## Begin Given entries

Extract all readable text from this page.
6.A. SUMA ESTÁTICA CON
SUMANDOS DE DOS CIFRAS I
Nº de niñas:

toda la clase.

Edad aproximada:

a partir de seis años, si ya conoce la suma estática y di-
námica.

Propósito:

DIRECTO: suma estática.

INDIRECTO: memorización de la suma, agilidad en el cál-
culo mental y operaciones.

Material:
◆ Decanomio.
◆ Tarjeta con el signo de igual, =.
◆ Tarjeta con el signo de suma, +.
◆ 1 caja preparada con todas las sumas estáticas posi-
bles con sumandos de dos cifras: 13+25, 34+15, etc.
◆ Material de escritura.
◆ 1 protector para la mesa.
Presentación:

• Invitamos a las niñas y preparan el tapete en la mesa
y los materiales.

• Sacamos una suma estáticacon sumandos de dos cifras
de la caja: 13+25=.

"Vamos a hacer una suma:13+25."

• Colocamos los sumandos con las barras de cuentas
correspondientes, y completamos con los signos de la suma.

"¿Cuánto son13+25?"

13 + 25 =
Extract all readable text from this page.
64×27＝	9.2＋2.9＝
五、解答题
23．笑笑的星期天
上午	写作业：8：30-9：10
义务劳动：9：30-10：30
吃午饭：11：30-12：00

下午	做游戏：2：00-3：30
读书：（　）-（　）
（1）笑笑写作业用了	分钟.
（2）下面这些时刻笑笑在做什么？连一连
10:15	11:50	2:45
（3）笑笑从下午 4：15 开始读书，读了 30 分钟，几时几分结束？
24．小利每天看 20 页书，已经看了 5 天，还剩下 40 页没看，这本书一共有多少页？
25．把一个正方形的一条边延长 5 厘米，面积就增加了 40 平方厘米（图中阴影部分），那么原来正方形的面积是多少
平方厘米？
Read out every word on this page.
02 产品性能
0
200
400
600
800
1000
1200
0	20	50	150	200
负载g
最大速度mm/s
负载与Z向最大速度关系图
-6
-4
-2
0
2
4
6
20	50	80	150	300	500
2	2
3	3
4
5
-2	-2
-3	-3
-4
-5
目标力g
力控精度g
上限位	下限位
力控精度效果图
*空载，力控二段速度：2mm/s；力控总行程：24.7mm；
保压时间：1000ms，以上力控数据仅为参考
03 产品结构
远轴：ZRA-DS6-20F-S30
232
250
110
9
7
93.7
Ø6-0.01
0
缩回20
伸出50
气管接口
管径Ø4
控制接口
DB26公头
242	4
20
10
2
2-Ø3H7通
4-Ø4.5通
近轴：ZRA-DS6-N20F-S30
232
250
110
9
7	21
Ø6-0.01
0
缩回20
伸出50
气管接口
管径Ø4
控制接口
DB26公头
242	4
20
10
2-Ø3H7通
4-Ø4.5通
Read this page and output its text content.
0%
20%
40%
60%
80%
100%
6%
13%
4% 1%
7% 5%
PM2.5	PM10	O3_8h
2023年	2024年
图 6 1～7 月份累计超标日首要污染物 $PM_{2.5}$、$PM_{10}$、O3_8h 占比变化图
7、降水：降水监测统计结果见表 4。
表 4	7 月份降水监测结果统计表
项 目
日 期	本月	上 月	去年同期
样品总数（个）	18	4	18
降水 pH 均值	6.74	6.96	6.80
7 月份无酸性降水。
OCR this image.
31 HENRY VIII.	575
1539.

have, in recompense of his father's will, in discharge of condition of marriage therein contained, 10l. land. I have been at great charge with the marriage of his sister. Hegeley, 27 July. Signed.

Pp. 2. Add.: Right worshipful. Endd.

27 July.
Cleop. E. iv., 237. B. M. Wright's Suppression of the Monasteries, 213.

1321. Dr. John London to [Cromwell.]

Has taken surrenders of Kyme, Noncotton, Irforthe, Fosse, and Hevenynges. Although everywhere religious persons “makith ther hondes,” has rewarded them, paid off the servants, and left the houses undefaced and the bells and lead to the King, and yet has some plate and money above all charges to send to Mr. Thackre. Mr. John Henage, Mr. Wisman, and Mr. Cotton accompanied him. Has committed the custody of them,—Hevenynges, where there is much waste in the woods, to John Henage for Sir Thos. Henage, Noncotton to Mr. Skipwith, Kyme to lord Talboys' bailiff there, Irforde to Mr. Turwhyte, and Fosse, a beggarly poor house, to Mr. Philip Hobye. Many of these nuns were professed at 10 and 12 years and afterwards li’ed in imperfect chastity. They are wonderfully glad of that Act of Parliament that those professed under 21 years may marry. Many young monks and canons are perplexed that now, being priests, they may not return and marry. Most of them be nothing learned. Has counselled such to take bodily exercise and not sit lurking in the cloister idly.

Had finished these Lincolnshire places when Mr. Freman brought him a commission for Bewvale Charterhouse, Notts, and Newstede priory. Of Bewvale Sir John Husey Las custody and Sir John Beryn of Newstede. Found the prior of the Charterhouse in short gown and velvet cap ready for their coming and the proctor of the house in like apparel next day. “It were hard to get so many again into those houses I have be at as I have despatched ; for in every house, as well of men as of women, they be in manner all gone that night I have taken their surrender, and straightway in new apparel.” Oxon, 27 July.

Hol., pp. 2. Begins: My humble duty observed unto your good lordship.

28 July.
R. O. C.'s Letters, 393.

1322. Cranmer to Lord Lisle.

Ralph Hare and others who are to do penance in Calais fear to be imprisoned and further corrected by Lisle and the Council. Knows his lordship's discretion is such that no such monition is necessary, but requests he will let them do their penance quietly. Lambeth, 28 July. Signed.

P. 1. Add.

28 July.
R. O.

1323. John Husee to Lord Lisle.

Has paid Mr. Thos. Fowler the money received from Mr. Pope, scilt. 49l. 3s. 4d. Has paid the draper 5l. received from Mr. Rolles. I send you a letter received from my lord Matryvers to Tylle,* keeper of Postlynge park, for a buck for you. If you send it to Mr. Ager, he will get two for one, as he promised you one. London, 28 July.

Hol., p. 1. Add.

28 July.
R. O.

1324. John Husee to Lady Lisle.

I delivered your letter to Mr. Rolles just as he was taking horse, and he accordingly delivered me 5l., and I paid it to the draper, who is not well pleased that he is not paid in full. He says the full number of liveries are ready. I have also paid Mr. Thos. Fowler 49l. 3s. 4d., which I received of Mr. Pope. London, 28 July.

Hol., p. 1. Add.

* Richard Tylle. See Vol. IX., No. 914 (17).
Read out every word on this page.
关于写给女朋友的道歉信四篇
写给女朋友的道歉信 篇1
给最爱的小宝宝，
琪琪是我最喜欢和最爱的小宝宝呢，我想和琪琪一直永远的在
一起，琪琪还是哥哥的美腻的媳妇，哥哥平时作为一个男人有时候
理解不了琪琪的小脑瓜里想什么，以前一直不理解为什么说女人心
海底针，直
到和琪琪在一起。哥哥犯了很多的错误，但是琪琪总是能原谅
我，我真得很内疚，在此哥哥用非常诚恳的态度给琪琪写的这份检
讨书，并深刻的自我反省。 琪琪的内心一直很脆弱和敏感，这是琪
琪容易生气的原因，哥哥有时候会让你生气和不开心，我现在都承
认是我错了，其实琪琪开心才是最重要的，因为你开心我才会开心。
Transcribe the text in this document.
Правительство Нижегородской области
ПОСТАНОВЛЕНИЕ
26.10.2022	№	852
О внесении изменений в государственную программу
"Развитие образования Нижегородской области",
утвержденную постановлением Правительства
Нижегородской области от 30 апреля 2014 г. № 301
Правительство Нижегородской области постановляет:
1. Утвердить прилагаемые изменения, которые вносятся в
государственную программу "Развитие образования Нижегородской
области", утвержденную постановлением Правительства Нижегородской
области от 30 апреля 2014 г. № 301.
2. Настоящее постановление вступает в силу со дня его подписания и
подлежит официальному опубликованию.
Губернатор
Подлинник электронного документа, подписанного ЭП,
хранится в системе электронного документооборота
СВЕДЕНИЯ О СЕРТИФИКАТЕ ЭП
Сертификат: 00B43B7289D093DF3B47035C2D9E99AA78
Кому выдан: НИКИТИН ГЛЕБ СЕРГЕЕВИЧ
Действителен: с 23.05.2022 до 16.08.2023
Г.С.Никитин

## End Given entries

What the task asks>
Copy out every line from the records that has the word "апреля".

Full solution>
Нижегородской области от 30 апреля 2014 г. № 301
области от 30 апреля 2014 г. № 301.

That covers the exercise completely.